— begin SUPPLIED DATA —

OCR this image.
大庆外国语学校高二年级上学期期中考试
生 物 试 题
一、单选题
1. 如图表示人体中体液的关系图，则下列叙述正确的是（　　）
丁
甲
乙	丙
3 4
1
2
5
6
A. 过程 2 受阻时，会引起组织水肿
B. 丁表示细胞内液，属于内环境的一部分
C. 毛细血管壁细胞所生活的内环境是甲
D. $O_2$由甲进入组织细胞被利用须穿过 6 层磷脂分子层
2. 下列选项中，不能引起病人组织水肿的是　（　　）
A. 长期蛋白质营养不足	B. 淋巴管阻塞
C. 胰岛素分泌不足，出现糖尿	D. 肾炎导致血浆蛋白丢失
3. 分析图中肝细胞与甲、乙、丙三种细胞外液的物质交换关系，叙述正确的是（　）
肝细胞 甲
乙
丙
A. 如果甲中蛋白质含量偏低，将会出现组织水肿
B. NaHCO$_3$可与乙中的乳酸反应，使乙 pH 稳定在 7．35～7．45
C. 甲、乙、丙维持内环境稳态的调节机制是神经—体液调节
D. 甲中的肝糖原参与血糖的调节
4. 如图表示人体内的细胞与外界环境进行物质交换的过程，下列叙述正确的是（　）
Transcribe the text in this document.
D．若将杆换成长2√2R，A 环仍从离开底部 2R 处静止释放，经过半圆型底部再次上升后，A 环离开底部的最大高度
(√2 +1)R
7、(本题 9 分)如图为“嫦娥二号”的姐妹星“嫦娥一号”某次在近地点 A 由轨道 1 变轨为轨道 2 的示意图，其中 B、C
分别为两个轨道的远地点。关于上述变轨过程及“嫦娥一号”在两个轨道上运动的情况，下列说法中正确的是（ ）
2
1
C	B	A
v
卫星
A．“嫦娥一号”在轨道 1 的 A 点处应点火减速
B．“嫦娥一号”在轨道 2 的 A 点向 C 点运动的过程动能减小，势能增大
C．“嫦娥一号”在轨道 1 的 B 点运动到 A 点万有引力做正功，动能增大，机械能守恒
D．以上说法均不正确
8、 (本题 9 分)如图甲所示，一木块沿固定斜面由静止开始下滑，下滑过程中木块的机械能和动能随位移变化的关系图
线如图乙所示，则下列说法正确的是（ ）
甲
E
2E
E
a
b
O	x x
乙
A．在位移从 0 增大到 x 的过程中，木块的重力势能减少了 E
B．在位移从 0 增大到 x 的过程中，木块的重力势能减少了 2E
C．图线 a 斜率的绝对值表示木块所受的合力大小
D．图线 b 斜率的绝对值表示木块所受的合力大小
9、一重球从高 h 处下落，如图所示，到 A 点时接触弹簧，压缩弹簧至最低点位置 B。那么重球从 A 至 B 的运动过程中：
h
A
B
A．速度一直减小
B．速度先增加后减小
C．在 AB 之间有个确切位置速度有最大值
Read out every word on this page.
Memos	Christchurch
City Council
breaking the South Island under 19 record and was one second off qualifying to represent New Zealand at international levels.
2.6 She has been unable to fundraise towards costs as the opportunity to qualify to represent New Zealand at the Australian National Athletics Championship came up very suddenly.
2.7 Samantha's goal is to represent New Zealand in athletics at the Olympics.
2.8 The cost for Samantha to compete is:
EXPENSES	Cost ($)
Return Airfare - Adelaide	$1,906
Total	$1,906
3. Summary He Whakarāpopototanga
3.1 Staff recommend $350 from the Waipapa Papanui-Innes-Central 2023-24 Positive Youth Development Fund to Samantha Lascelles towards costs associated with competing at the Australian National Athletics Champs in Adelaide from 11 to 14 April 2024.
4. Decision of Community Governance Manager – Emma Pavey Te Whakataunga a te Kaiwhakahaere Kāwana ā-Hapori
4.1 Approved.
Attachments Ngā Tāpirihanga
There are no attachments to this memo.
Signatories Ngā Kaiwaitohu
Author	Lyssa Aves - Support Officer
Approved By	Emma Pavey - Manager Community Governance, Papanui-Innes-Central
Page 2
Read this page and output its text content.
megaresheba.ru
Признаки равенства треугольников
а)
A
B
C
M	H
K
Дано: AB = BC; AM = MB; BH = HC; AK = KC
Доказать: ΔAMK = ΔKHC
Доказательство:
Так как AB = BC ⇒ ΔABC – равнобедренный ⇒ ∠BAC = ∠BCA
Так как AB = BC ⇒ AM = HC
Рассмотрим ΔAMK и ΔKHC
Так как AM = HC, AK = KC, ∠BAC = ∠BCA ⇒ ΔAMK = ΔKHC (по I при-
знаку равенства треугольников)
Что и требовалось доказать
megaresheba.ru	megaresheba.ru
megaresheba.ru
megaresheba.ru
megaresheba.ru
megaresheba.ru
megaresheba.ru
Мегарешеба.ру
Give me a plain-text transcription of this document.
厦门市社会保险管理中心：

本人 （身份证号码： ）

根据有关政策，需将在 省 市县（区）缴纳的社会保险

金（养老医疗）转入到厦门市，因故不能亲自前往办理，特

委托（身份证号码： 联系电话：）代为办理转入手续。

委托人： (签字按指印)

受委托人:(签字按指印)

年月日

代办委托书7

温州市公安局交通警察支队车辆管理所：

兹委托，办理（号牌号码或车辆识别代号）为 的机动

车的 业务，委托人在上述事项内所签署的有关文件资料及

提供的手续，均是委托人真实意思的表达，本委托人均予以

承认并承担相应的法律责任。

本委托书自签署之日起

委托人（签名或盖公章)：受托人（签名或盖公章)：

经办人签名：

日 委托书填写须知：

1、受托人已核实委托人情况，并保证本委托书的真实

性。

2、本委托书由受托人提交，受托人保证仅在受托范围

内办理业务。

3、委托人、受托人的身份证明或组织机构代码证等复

— end SUPPLIED DATA —

PROBLEM DESCRIPTION.
Using the listing, copy every line where the word "Approved" shows up.

WORKED SOLUTION.
4.1 Approved.
Approved By	Emma Pavey - Manager Community Governance, Papanui-Innes-Central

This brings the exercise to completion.